━━ Data for this exercise ━━

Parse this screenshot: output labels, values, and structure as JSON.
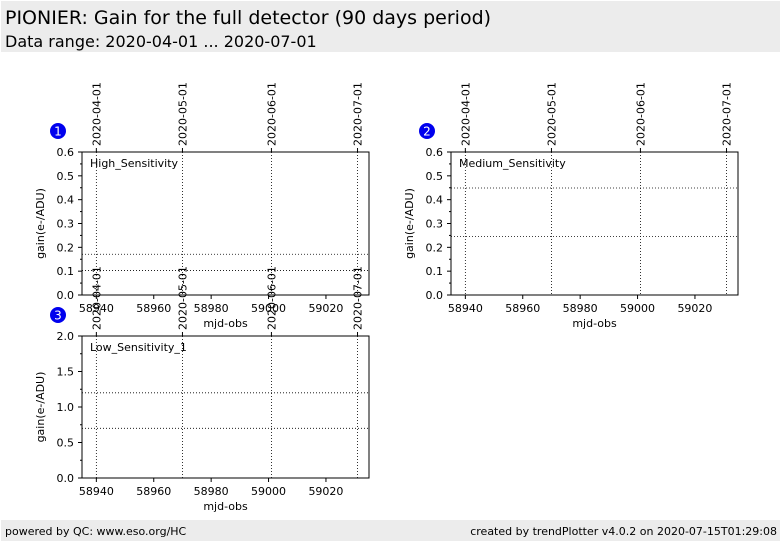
{
  "header": {
    "title": "PIONIER: Gain for the full detector (90 days period)",
    "subtitle": "Data range: 2020-04-01 ... 2020-07-01"
  },
  "footer": {
    "left": "powered by QC: www.eso.org/HC",
    "right": "created by trendPlotter v4.0.2 on 2020-07-15T01:29:08"
  },
  "colors": {
    "badge": "#0000ee",
    "panel_bg": "#ececec"
  },
  "chart_data": [
    {
      "type": "line",
      "badge": "1",
      "label": "High_Sensitivity",
      "xlabel": "mjd-obs",
      "ylabel": "gain(e-/ADU)",
      "xlim": [
        58935,
        59035
      ],
      "ylim": [
        0,
        0.6
      ],
      "x_ticks": [
        58940,
        58960,
        58980,
        59000,
        59020
      ],
      "y_ticks": [
        0.0,
        0.1,
        0.2,
        0.3,
        0.4,
        0.5,
        0.6
      ],
      "y_tick_labels": [
        "0.0",
        "0.1",
        "0.2",
        "0.3",
        "0.4",
        "0.5",
        "0.6"
      ],
      "date_ticks": [
        {
          "mjd": 58940,
          "label": "2020-04-01"
        },
        {
          "mjd": 58970,
          "label": "2020-05-01"
        },
        {
          "mjd": 59001,
          "label": "2020-06-01"
        },
        {
          "mjd": 59031,
          "label": "2020-07-01"
        }
      ],
      "reference_lines": [
        0.103,
        0.171
      ],
      "series": []
    },
    {
      "type": "line",
      "badge": "2",
      "label": "Medium_Sensitivity",
      "xlabel": "mjd-obs",
      "ylabel": "gain(e-/ADU)",
      "xlim": [
        58935,
        59035
      ],
      "ylim": [
        0,
        0.6
      ],
      "x_ticks": [
        58940,
        58960,
        58980,
        59000,
        59020
      ],
      "y_ticks": [
        0.0,
        0.1,
        0.2,
        0.3,
        0.4,
        0.5,
        0.6
      ],
      "y_tick_labels": [
        "0.0",
        "0.1",
        "0.2",
        "0.3",
        "0.4",
        "0.5",
        "0.6"
      ],
      "date_ticks": [
        {
          "mjd": 58940,
          "label": "2020-04-01"
        },
        {
          "mjd": 58970,
          "label": "2020-05-01"
        },
        {
          "mjd": 59001,
          "label": "2020-06-01"
        },
        {
          "mjd": 59031,
          "label": "2020-07-01"
        }
      ],
      "reference_lines": [
        0.246,
        0.449
      ],
      "series": []
    },
    {
      "type": "line",
      "badge": "3",
      "label": "Low_Sensitivity_1",
      "xlabel": "mjd-obs",
      "ylabel": "gain(e-/ADU)",
      "xlim": [
        58935,
        59035
      ],
      "ylim": [
        0,
        2.0
      ],
      "x_ticks": [
        58940,
        58960,
        58980,
        59000,
        59020
      ],
      "y_ticks": [
        0.0,
        0.5,
        1.0,
        1.5,
        2.0
      ],
      "y_tick_labels": [
        "0.0",
        "0.5",
        "1.0",
        "1.5",
        "2.0"
      ],
      "date_ticks": [
        {
          "mjd": 58940,
          "label": "2020-04-01"
        },
        {
          "mjd": 58970,
          "label": "2020-05-01"
        },
        {
          "mjd": 59001,
          "label": "2020-06-01"
        },
        {
          "mjd": 59031,
          "label": "2020-07-01"
        }
      ],
      "reference_lines": [
        0.7,
        1.2
      ],
      "series": []
    }
  ]
}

━━━

**What you should do**
Leave the images out, please, and restate each line word for word.

**Correct result**
Parse this screenshot: output labels, values, and structure as JSON.
{
  "header": {
    "title": "PIONIER: Gain for the full detector (90 days period)",
    "subtitle": "Data range: 2020-04-01 ... 2020-07-01"
  },
  "footer": {
    "left": "powered by QC: www.eso.org/HC",
    "right": "created by trendPlotter v4.0.2 on 2020-07-15T01:29:08"
  },
  "colors": {
    "badge": "#0000ee",
    "panel_bg": "#ececec"
  },
  "chart_data": [
    {
      "type": "line",
      "badge": "1",
      "label": "High_Sensitivity",
      "xlabel": "mjd-obs",
      "ylabel": "gain(e-/ADU)",
      "xlim": [
        58935,
        59035
      ],
      "ylim": [
        0,
        0.6
      ],
      "x_ticks": [
        58940,
        58960,
        58980,
        59000,
        59020
      ],
      "y_ticks": [
        0.0,
        0.1,
        0.2,
        0.3,
        0.4,
        0.5,
        0.6
      ],
      "y_tick_labels": [
        "0.0",
        "0.1",
        "0.2",
        "0.3",
        "0.4",
        "0.5",
        "0.6"
      ],
      "date_ticks": [
        {
          "mjd": 58940,
          "label": "2020-04-01"
        },
        {
          "mjd": 58970,
          "label": "2020-05-01"
        },
        {
          "mjd": 59001,
          "label": "2020-06-01"
        },
        {
          "mjd": 59031,
          "label": "2020-07-01"
        }
      ],
      "reference_lines": [
        0.103,
        0.171
      ],
      "series": []
    },
    {
      "type": "line",
      "badge": "2",
      "label": "Medium_Sensitivity",
      "xlabel": "mjd-obs",
      "ylabel": "gain(e-/ADU)",
      "xlim": [
        58935,
        59035
      ],
      "ylim": [
        0,
        0.6
      ],
      "x_ticks": [
        58940,
        58960,
        58980,
        59000,
        59020
      ],
      "y_ticks": [
        0.0,
        0.1,
        0.2,
        0.3,
        0.4,
        0.5,
        0.6
      ],
      "y_tick_labels": [
        "0.0",
        "0.1",
        "0.2",
        "0.3",
        "0.4",
        "0.5",
        "0.6"
      ],
      "date_ticks": [
        {
          "mjd": 58940,
          "label": "2020-04-01"
        },
        {
          "mjd": 58970,
          "label": "2020-05-01"
        },
        {
          "mjd": 59001,
          "label": "2020-06-01"
        },
        {
          "mjd": 59031,
          "label": "2020-07-01"
        }
      ],
      "reference_lines": [
        0.246,
        0.449
      ],
      "series": []
    },
    {
      "type": "line",
      "badge": "3",
      "label": "Low_Sensitivity_1",
      "xlabel": "mjd-obs",
      "ylabel": "gain(e-/ADU)",
      "xlim": [
        58935,
        59035
      ],
      "ylim": [
        0,
        2.0
      ],
      "x_ticks": [
        58940,
        58960,
        58980,
        59000,
        59020
      ],
      "y_ticks": [
        0.0,
        0.5,
        1.0,
        1.5,
        2.0
      ],
      "y_tick_labels": [
        "0.0",
        "0.5",
        "1.0",
        "1.5",
        "2.0"
      ],
      "date_ticks": [
        {
          "mjd": 58940,
          "label": "2020-04-01"
        },
        {
          "mjd": 58970,
          "label": "2020-05-01"
        },
        {
          "mjd": 59001,
          "label": "2020-06-01"
        },
        {
          "mjd": 59031,
          "label": "2020-07-01"
        }
      ],
      "reference_lines": [
        0.7,
        1.2
      ],
      "series": []
    }
  ]
}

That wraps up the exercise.